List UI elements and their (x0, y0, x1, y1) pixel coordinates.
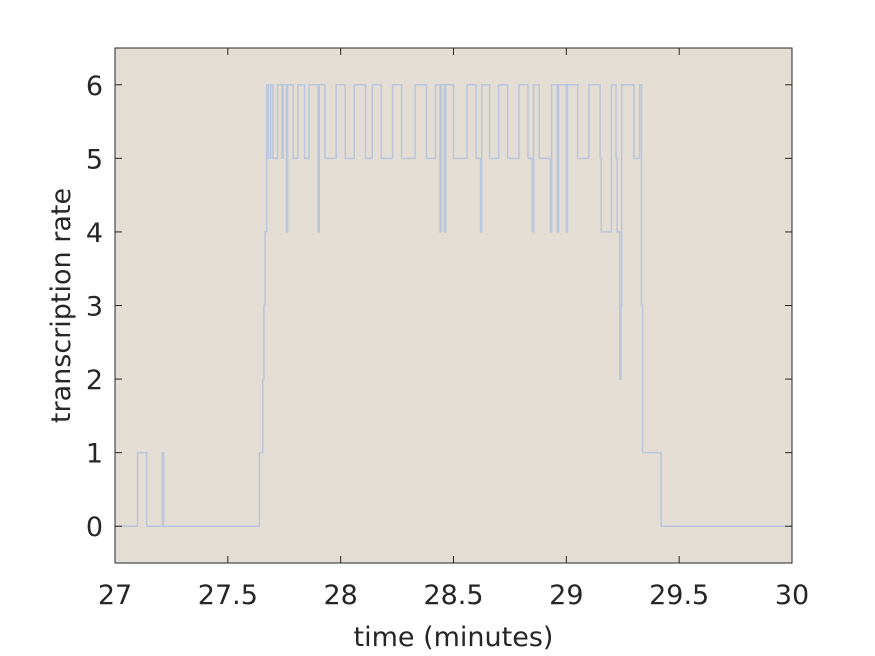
x-tick-label: 27.5 (198, 580, 258, 611)
x-tick-label: 29.5 (649, 580, 709, 611)
y-tick-label: 2 (86, 365, 103, 396)
y-tick-label: 5 (86, 144, 103, 175)
x-axis-label: time (minutes) (354, 622, 554, 653)
x-tick-label: 29 (549, 580, 583, 611)
x-tick-label: 28 (323, 580, 357, 611)
series-layer (115, 84, 792, 527)
x-tick-label: 30 (775, 580, 809, 611)
y-tick-label: 6 (86, 71, 103, 102)
tick-marks (114, 48, 793, 563)
y-tick-label: 4 (86, 218, 103, 249)
y-axis-label: transcription rate (46, 188, 77, 423)
x-tick-label: 27 (98, 580, 132, 611)
y-tick-label: 0 (86, 512, 103, 543)
x-tick-label: 28.5 (423, 580, 483, 611)
y-tick-label: 3 (86, 292, 103, 323)
y-tick-labels: 0 1 2 3 4 5 6 (86, 71, 103, 543)
series-line-0 (115, 84, 792, 527)
y-tick-label: 1 (86, 439, 103, 470)
x-tick-labels: 27 27.5 28 28.5 29 29.5 30 (98, 580, 809, 611)
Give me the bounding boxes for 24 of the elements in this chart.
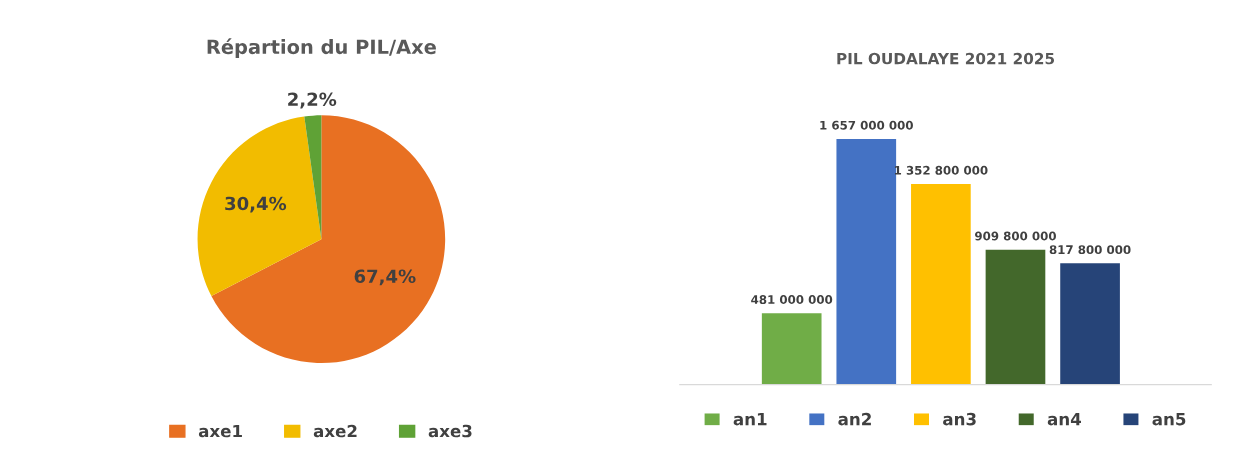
pie-slice <box>211 115 446 363</box>
legend-label: an2 <box>838 412 871 426</box>
bar <box>985 249 1046 385</box>
bar <box>761 313 822 385</box>
pie-slice <box>197 116 322 297</box>
legend-label: an4 <box>1047 412 1081 426</box>
data-label: 481 000 000 <box>751 295 833 305</box>
data-label: 1 657 000 000 <box>820 120 913 130</box>
data-label: 817 800 000 <box>1049 245 1131 255</box>
data-label: 30,4% <box>225 196 287 213</box>
bar <box>911 184 971 385</box>
bar <box>836 138 897 385</box>
legend-label: axe2 <box>313 424 357 438</box>
bar <box>1060 263 1120 385</box>
legend-label: an1 <box>733 412 767 426</box>
legend-label: an5 <box>1152 412 1186 426</box>
data-label: 2,2% <box>288 92 337 109</box>
data-label: 909 800 000 <box>975 231 1056 241</box>
legend-label: axe1 <box>198 424 242 438</box>
data-label: 67,4% <box>354 269 416 286</box>
chart-title: PIL OUDALAYE 2021 2025 <box>837 52 1055 65</box>
legend-label: an3 <box>943 412 976 426</box>
chart-title: Répartion du PIL/Axe <box>207 38 436 58</box>
legend-label: axe3 <box>428 424 472 438</box>
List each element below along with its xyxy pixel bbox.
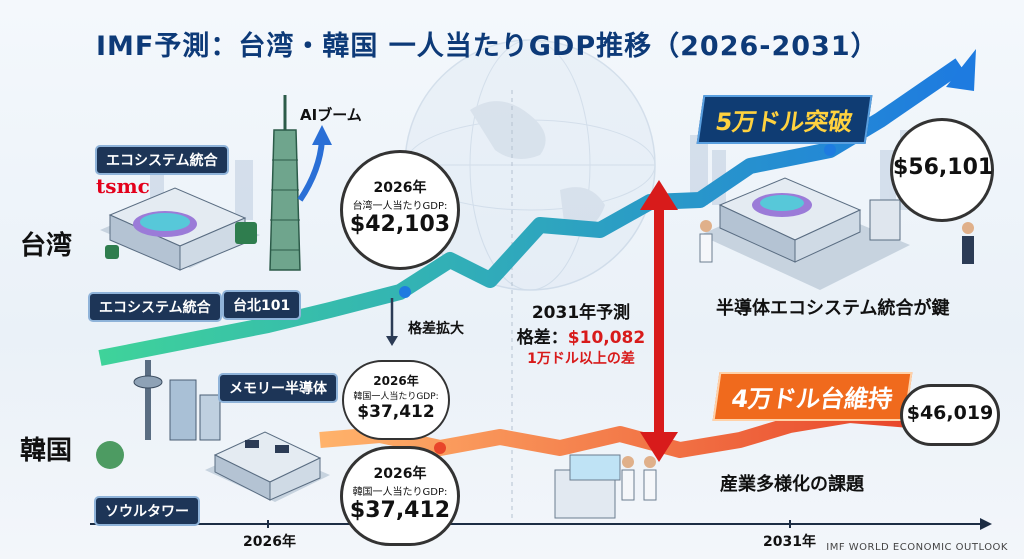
gap-value: $10,082 [568,328,645,348]
taiwan-2026-bubble: 2026年 台湾一人当たりGDP: $42,103 [340,150,460,270]
row-label-korea: 韓国 [20,430,72,467]
taiwan-2031-banner: 5万ドル突破 [697,95,873,144]
taiwan-point-2031 [824,144,836,156]
korea-2031-banner: 4万ドル台維持 [713,372,913,421]
korea-2026a-label: 韓国一人当たりGDP: [344,389,448,402]
taiwan-2031-value: $56,101 [893,155,991,180]
page-title: IMF予測：台湾・韓国 一人当たりGDP推移（2026-2031） [96,24,956,63]
korea-2026a-value: $37,412 [344,402,448,422]
korea-2026-bubble-large: 2026年 韓国一人当たりGDP: $37,412 [340,446,460,546]
taiwan-2031-factory-illustration [700,178,910,290]
x-tick-label-2031: 2031年 [763,531,816,551]
gap-line1: 2031年予測 [516,298,646,323]
x-tick-label-2026: 2026年 [243,531,296,551]
taiwan-point-2026 [399,286,411,298]
taipei101-tag: 台北101 [222,290,301,320]
gap-line2: 格差：$10,082 [516,323,646,348]
korea-2026b-year: 2026年 [343,463,457,483]
source-footer: IMF WORLD ECONOMIC OUTLOOK [826,542,1008,553]
korea-2026a-year: 2026年 [344,372,448,389]
widen-arrow [386,298,398,346]
ai-boom-arrow [300,140,322,200]
memory-semiconductor-tag: メモリー半導体 [218,373,338,403]
gap-line3: 1万ドル以上の差 [516,348,646,368]
taiwan-2031-bubble: $56,101 [890,118,994,222]
korea-2031-bubble: $46,019 [900,384,1000,446]
taipei101-illustration [270,95,300,270]
korea-caption: 産業多様化の課題 [720,470,864,496]
ecosystem-tag-bottom: エコシステム統合 [88,292,222,322]
gap-text-block: 2031年予測 格差：$10,082 1万ドル以上の差 [516,298,646,368]
gap-line2-prefix: 格差： [517,328,568,348]
ecosystem-tag-top: エコシステム統合 [95,145,229,175]
seoul-tower-tag: ソウルタワー [94,496,200,526]
lab-scene-illustration [555,455,656,518]
row-label-taiwan: 台湾 [20,225,72,262]
ai-boom-label: AIブーム [300,104,362,125]
korea-2026b-value: $37,412 [343,498,457,523]
taiwan-caption: 半導体エコシステム統合が鍵 [716,294,949,320]
korea-2031-value: $46,019 [903,402,997,424]
taiwan-2026-value: $42,103 [343,212,457,237]
globe-graphic [405,40,655,290]
korea-factory-illustration [205,432,330,502]
tsmc-logo: tsmc [96,174,150,198]
taiwan-2026-label: 台湾一人当たりGDP: [343,197,457,212]
korea-2026-bubble-small: 2026年 韓国一人当たりGDP: $37,412 [342,360,450,440]
x-axis-arrowhead [980,518,992,530]
korea-2026b-label: 韓国一人当たりGDP: [343,483,457,498]
taiwan-2026-year: 2026年 [343,177,457,197]
widen-label: 格差拡大 [408,318,464,338]
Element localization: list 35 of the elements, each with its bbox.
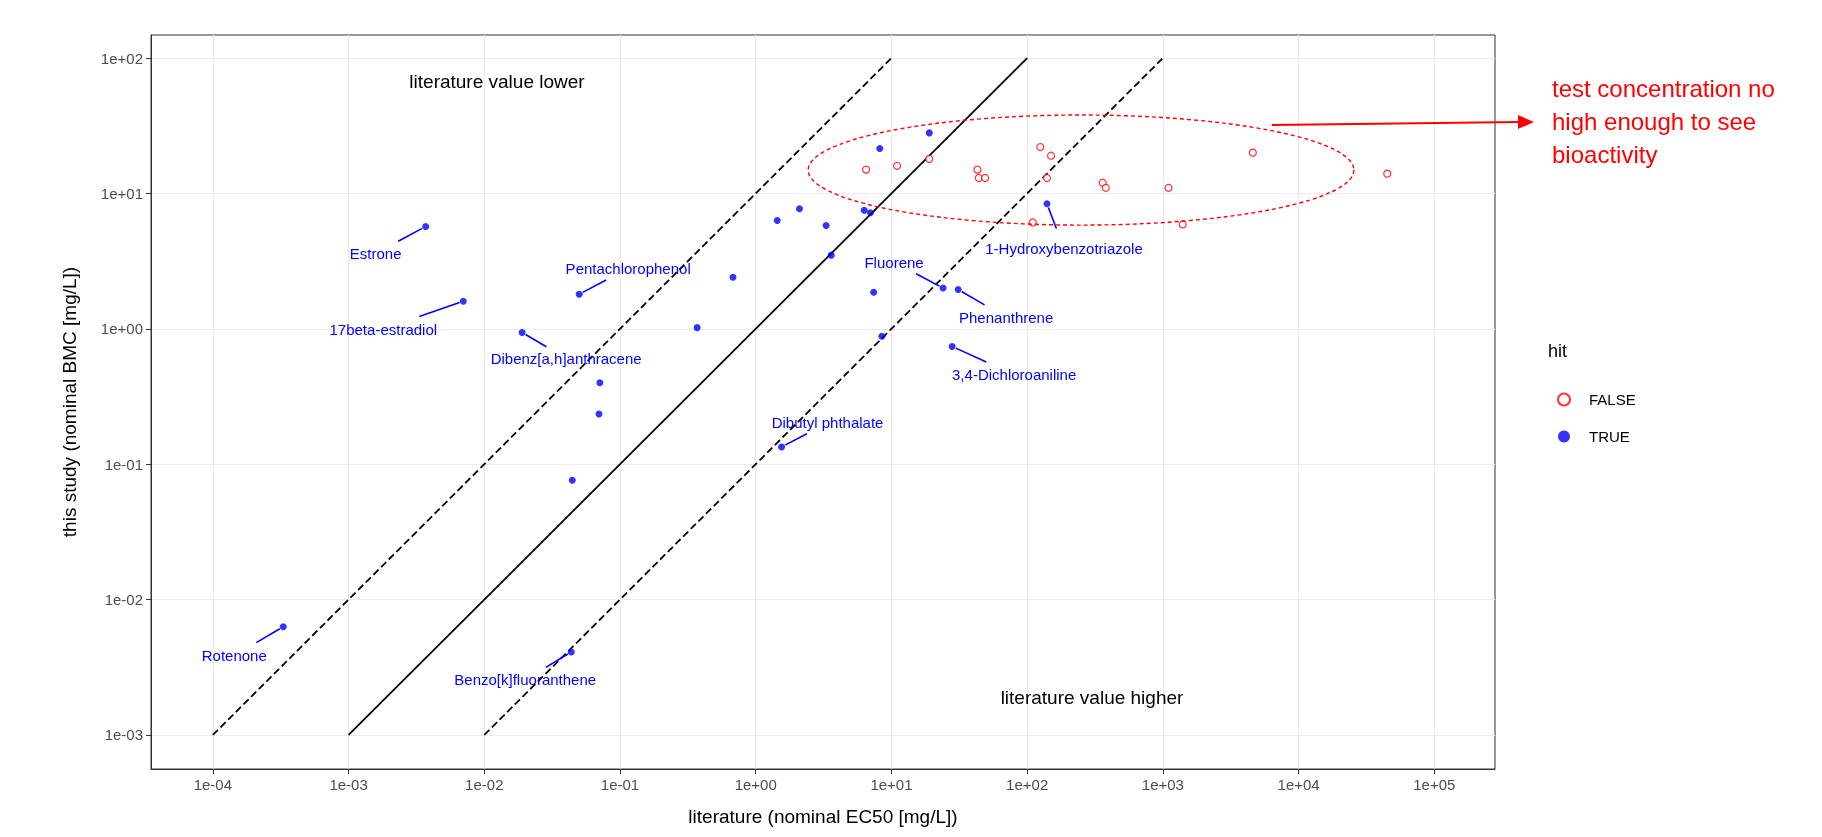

______

--- What you will do ---
Copy all of the material above word for word, leaving out the pictures.

--- Exercise response ---
List UI elements and their (x0, y0, x1, y1) pixel coordinates.
x-tick-label: 27.5 (198, 580, 258, 611)
x-tick-label: 29.5 (649, 580, 709, 611)
y-tick-label: 2 (86, 365, 103, 396)
y-tick-label: 5 (86, 144, 103, 175)
x-axis-label: time (minutes) (354, 622, 554, 653)
x-tick-label: 29 (549, 580, 583, 611)
x-tick-label: 28 (323, 580, 357, 611)
series-layer (115, 84, 792, 527)
x-tick-label: 30 (775, 580, 809, 611)
y-tick-label: 6 (86, 71, 103, 102)
tick-marks (114, 48, 793, 563)
y-tick-label: 4 (86, 218, 103, 249)
y-axis-label: transcription rate (46, 188, 77, 423)
x-tick-label: 27 (98, 580, 132, 611)
y-tick-label: 0 (86, 512, 103, 543)
x-tick-label: 28.5 (423, 580, 483, 611)
y-tick-label: 3 (86, 292, 103, 323)
y-tick-labels: 0 1 2 3 4 5 6 (86, 71, 103, 543)
series-line-0 (115, 84, 792, 527)
y-tick-label: 1 (86, 439, 103, 470)
x-tick-labels: 27 27.5 28 28.5 29 29.5 30 (98, 580, 809, 611)
Give me the bounding boxes for 24 of the elements in this chart.
pie-slice <box>211 115 446 363</box>
legend-label: an2 <box>838 412 871 426</box>
bar <box>985 249 1046 385</box>
bar <box>761 313 822 385</box>
pie-slice <box>197 116 322 297</box>
legend-label: an4 <box>1047 412 1081 426</box>
data-label: 481 000 000 <box>751 295 833 305</box>
data-label: 1 657 000 000 <box>820 120 913 130</box>
data-label: 817 800 000 <box>1049 245 1131 255</box>
data-label: 30,4% <box>225 196 287 213</box>
bar <box>911 184 971 385</box>
bar <box>836 138 897 385</box>
legend-label: axe2 <box>313 424 357 438</box>
bar <box>1060 263 1120 385</box>
legend-label: an1 <box>733 412 767 426</box>
legend-label: an5 <box>1152 412 1186 426</box>
data-label: 2,2% <box>288 92 337 109</box>
data-label: 909 800 000 <box>975 231 1056 241</box>
legend-label: axe1 <box>198 424 242 438</box>
data-label: 67,4% <box>354 269 416 286</box>
chart-title: PIL OUDALAYE 2021 2025 <box>837 52 1055 65</box>
legend-label: an3 <box>943 412 976 426</box>
chart-title: Répartion du PIL/Axe <box>207 38 436 58</box>
legend-label: axe3 <box>428 424 472 438</box>
List each element below along with its xyxy pixel bbox.
gap-value: $10,082 [568,328,645,348]
taiwan-2026-bubble: 2026年 台湾一人当たりGDP: $42,103 [340,150,460,270]
row-label-korea: 韓国 [20,430,72,467]
taiwan-2031-banner: 5万ドル突破 [697,95,873,144]
taiwan-point-2031 [824,144,836,156]
korea-2031-banner: 4万ドル台維持 [713,372,913,421]
korea-2026a-label: 韓国一人当たりGDP: [344,389,448,402]
taiwan-2031-value: $56,101 [893,155,991,180]
page-title: IMF予測：台湾・韓国 一人当たりGDP推移（2026-2031） [96,24,956,63]
korea-2026a-value: $37,412 [344,402,448,422]
korea-2026-bubble-large: 2026年 韓国一人当たりGDP: $37,412 [340,446,460,546]
taiwan-2031-factory-illustration [700,178,910,290]
x-tick-label-2031: 2031年 [763,531,816,551]
gap-line1: 2031年予測 [516,298,646,323]
x-tick-label-2026: 2026年 [243,531,296,551]
taiwan-point-2026 [399,286,411,298]
taipei101-tag: 台北101 [222,290,301,320]
gap-line2: 格差：$10,082 [516,323,646,348]
korea-2026b-year: 2026年 [343,463,457,483]
source-footer: IMF WORLD ECONOMIC OUTLOOK [826,542,1008,553]
korea-2026a-year: 2026年 [344,372,448,389]
widen-arrow [386,298,398,346]
ai-boom-arrow [300,140,322,200]
memory-semiconductor-tag: メモリー半導体 [218,373,338,403]
gap-line3: 1万ドル以上の差 [516,348,646,368]
taiwan-2031-bubble: $56,101 [890,118,994,222]
korea-2031-bubble: $46,019 [900,384,1000,446]
taipei101-illustration [270,95,300,270]
korea-caption: 産業多様化の課題 [720,470,864,496]
ecosystem-tag-bottom: エコシステム統合 [88,292,222,322]
gap-text-block: 2031年予測 格差：$10,082 1万ドル以上の差 [516,298,646,368]
gap-line2-prefix: 格差： [517,328,568,348]
ecosystem-tag-top: エコシステム統合 [95,145,229,175]
seoul-tower-tag: ソウルタワー [94,496,200,526]
lab-scene-illustration [555,455,656,518]
row-label-taiwan: 台湾 [20,225,72,262]
ai-boom-label: AIブーム [300,104,362,125]
korea-2026b-value: $37,412 [343,498,457,523]
taiwan-caption: 半導体エコシステム統合が鍵 [716,294,949,320]
korea-2031-value: $46,019 [903,402,997,424]
taiwan-2026-value: $42,103 [343,212,457,237]
globe-graphic [405,40,655,290]
korea-factory-illustration [205,432,330,502]
tsmc-logo: tsmc [96,174,150,198]
taiwan-2026-label: 台湾一人当たりGDP: [343,197,457,212]
korea-2026-bubble-small: 2026年 韓国一人当たりGDP: $37,412 [342,360,450,440]
x-axis-arrowhead [980,518,992,530]
korea-2026b-label: 韓国一人当たりGDP: [343,483,457,498]
taiwan-2026-year: 2026年 [343,177,457,197]
widen-label: 格差拡大 [408,318,464,338]
Element localization: list 35 of the elements, each with its bbox.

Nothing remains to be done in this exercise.